Raw data:
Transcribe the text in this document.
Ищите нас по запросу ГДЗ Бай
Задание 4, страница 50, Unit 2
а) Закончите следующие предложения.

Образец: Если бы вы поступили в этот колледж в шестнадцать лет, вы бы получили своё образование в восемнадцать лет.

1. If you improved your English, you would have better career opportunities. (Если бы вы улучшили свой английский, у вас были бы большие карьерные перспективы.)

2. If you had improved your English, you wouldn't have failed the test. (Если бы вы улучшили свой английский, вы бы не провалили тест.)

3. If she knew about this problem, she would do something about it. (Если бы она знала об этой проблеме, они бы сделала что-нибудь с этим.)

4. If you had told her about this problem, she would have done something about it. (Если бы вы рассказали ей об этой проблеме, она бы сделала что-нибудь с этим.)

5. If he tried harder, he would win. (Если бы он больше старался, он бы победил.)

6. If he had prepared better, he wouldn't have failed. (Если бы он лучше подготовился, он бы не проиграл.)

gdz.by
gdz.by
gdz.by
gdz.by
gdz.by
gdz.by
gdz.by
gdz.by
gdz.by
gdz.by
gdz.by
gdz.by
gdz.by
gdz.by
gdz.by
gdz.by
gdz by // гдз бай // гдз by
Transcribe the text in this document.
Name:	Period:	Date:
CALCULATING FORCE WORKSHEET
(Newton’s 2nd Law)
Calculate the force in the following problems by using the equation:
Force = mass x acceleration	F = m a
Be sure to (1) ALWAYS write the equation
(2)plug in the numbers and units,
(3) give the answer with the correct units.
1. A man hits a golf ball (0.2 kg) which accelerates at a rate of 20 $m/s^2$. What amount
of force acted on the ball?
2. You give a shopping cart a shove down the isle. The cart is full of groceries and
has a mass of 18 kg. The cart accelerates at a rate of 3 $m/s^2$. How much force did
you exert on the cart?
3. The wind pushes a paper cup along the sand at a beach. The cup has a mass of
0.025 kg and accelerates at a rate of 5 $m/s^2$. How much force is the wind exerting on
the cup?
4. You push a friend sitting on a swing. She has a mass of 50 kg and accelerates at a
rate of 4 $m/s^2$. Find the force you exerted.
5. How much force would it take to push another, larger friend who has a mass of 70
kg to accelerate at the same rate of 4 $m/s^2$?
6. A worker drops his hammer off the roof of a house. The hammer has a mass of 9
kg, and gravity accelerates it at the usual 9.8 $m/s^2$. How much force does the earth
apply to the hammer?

Problem description:
Write all of the records out again exactly.

Finished task:
Transcribe the text in this document.
Ищите нас по запросу ГДЗ Бай
Задание 4, страница 50, Unit 2
а) Закончите следующие предложения.

Образец: Если бы вы поступили в этот колледж в шестнадцать лет, вы бы получили своё образование в восемнадцать лет.

1. If you improved your English, you would have better career opportunities. (Если бы вы улучшили свой английский, у вас были бы большие карьерные перспективы.)

2. If you had improved your English, you wouldn't have failed the test. (Если бы вы улучшили свой английский, вы бы не провалили тест.)

3. If she knew about this problem, she would do something about it. (Если бы она знала об этой проблеме, они бы сделала что-нибудь с этим.)

4. If you had told her about this problem, she would have done something about it. (Если бы вы рассказали ей об этой проблеме, она бы сделала что-нибудь с этим.)

5. If he tried harder, he would win. (Если бы он больше старался, он бы победил.)

6. If he had prepared better, he wouldn't have failed. (Если бы он лучше подготовился, он бы не проиграл.)

gdz.by
gdz.by
gdz.by
gdz.by
gdz.by
gdz.by
gdz.by
gdz.by
gdz.by
gdz.by
gdz.by
gdz.by
gdz.by
gdz.by
gdz.by
gdz.by
gdz by // гдз бай // гдз by
Transcribe the text in this document.
Name:	Period:	Date:
CALCULATING FORCE WORKSHEET
(Newton’s 2nd Law)
Calculate the force in the following problems by using the equation:
Force = mass x acceleration	F = m a
Be sure to (1) ALWAYS write the equation
(2)plug in the numbers and units,
(3) give the answer with the correct units.
1. A man hits a golf ball (0.2 kg) which accelerates at a rate of 20 $m/s^2$. What amount
of force acted on the ball?
2. You give a shopping cart a shove down the isle. The cart is full of groceries and
has a mass of 18 kg. The cart accelerates at a rate of 3 $m/s^2$. How much force did
you exert on the cart?
3. The wind pushes a paper cup along the sand at a beach. The cup has a mass of
0.025 kg and accelerates at a rate of 5 $m/s^2$. How much force is the wind exerting on
the cup?
4. You push a friend sitting on a swing. She has a mass of 50 kg and accelerates at a
rate of 4 $m/s^2$. Find the force you exerted.
5. How much force would it take to push another, larger friend who has a mass of 70
kg to accelerate at the same rate of 4 $m/s^2$?
6. A worker drops his hammer off the roof of a house. The hammer has a mass of 9
kg, and gravity accelerates it at the usual 9.8 $m/s^2$. How much force does the earth
apply to the hammer?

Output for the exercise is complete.